Below are records to be output exactly, every one of them.

/---

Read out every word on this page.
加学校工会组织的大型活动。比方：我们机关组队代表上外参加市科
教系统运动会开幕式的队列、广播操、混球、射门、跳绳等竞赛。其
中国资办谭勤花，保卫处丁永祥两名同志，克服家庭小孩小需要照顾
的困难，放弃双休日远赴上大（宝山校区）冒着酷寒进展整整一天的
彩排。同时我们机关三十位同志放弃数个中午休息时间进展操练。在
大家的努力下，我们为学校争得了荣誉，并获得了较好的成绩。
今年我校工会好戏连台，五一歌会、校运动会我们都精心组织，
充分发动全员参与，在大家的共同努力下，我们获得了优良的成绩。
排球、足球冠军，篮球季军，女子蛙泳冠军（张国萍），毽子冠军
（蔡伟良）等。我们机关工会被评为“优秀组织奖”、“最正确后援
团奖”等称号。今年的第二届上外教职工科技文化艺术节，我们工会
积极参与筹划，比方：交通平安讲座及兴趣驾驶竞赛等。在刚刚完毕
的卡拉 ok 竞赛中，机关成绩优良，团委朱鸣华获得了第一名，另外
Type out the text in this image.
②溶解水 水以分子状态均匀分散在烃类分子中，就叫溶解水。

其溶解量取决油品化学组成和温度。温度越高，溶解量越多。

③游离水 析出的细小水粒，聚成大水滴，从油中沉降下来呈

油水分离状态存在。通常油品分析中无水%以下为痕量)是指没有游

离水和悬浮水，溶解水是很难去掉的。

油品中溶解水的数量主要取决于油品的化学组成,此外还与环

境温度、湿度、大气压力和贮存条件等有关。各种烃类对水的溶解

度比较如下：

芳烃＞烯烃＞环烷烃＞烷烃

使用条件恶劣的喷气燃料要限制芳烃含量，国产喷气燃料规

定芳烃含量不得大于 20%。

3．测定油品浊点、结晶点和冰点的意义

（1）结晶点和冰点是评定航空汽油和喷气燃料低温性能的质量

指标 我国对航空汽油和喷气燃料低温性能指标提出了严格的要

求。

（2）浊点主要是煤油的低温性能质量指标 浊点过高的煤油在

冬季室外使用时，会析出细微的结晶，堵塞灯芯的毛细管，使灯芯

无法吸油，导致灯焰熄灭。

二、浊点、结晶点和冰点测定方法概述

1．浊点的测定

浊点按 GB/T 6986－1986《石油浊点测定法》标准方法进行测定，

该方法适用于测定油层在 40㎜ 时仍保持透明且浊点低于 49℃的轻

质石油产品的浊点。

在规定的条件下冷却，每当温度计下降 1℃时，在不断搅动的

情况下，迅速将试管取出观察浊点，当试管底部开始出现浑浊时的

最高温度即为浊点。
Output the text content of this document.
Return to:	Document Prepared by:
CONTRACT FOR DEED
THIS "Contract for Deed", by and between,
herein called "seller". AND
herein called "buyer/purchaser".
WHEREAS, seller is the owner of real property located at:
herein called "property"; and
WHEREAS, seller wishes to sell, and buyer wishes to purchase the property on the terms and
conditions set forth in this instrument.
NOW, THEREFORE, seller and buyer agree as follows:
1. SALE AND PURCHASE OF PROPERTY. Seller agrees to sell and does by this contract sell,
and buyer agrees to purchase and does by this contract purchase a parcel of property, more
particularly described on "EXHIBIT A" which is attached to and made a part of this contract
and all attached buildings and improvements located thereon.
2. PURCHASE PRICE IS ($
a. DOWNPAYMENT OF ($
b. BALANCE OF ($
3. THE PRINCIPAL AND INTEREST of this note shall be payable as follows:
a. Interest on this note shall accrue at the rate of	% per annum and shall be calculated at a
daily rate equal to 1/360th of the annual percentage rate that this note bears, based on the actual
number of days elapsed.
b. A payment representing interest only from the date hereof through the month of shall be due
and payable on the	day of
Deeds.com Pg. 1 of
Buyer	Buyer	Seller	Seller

\---

* Solution
Read out every word on this page.
加学校工会组织的大型活动。比方：我们机关组队代表上外参加市科
教系统运动会开幕式的队列、广播操、混球、射门、跳绳等竞赛。其
中国资办谭勤花，保卫处丁永祥两名同志，克服家庭小孩小需要照顾
的困难，放弃双休日远赴上大（宝山校区）冒着酷寒进展整整一天的
彩排。同时我们机关三十位同志放弃数个中午休息时间进展操练。在
大家的努力下，我们为学校争得了荣誉，并获得了较好的成绩。
今年我校工会好戏连台，五一歌会、校运动会我们都精心组织，
充分发动全员参与，在大家的共同努力下，我们获得了优良的成绩。
排球、足球冠军，篮球季军，女子蛙泳冠军（张国萍），毽子冠军
（蔡伟良）等。我们机关工会被评为“优秀组织奖”、“最正确后援
团奖”等称号。今年的第二届上外教职工科技文化艺术节，我们工会
积极参与筹划，比方：交通平安讲座及兴趣驾驶竞赛等。在刚刚完毕
的卡拉 ok 竞赛中，机关成绩优良，团委朱鸣华获得了第一名，另外
Type out the text in this image.
②溶解水 水以分子状态均匀分散在烃类分子中，就叫溶解水。

其溶解量取决油品化学组成和温度。温度越高，溶解量越多。

③游离水 析出的细小水粒，聚成大水滴，从油中沉降下来呈

油水分离状态存在。通常油品分析中无水%以下为痕量)是指没有游

离水和悬浮水，溶解水是很难去掉的。

油品中溶解水的数量主要取决于油品的化学组成,此外还与环

境温度、湿度、大气压力和贮存条件等有关。各种烃类对水的溶解

度比较如下：

芳烃＞烯烃＞环烷烃＞烷烃

使用条件恶劣的喷气燃料要限制芳烃含量，国产喷气燃料规

定芳烃含量不得大于 20%。

3．测定油品浊点、结晶点和冰点的意义

（1）结晶点和冰点是评定航空汽油和喷气燃料低温性能的质量

指标 我国对航空汽油和喷气燃料低温性能指标提出了严格的要

求。

（2）浊点主要是煤油的低温性能质量指标 浊点过高的煤油在

冬季室外使用时，会析出细微的结晶，堵塞灯芯的毛细管，使灯芯

无法吸油，导致灯焰熄灭。

二、浊点、结晶点和冰点测定方法概述

1．浊点的测定

浊点按 GB/T 6986－1986《石油浊点测定法》标准方法进行测定，

该方法适用于测定油层在 40㎜ 时仍保持透明且浊点低于 49℃的轻

质石油产品的浊点。

在规定的条件下冷却，每当温度计下降 1℃时，在不断搅动的

情况下，迅速将试管取出观察浊点，当试管底部开始出现浑浊时的

最高温度即为浊点。
Output the text content of this document.
Return to:	Document Prepared by:
CONTRACT FOR DEED
THIS "Contract for Deed", by and between,
herein called "seller". AND
herein called "buyer/purchaser".
WHEREAS, seller is the owner of real property located at:
herein called "property"; and
WHEREAS, seller wishes to sell, and buyer wishes to purchase the property on the terms and
conditions set forth in this instrument.
NOW, THEREFORE, seller and buyer agree as follows:
1. SALE AND PURCHASE OF PROPERTY. Seller agrees to sell and does by this contract sell,
and buyer agrees to purchase and does by this contract purchase a parcel of property, more
particularly described on "EXHIBIT A" which is attached to and made a part of this contract
and all attached buildings and improvements located thereon.
2. PURCHASE PRICE IS ($
a. DOWNPAYMENT OF ($
b. BALANCE OF ($
3. THE PRINCIPAL AND INTEREST of this note shall be payable as follows:
a. Interest on this note shall accrue at the rate of	% per annum and shall be calculated at a
daily rate equal to 1/360th of the annual percentage rate that this note bears, based on the actual
number of days elapsed.
b. A payment representing interest only from the date hereof through the month of shall be due
and payable on the	day of
Deeds.com Pg. 1 of
Buyer	Buyer	Seller	Seller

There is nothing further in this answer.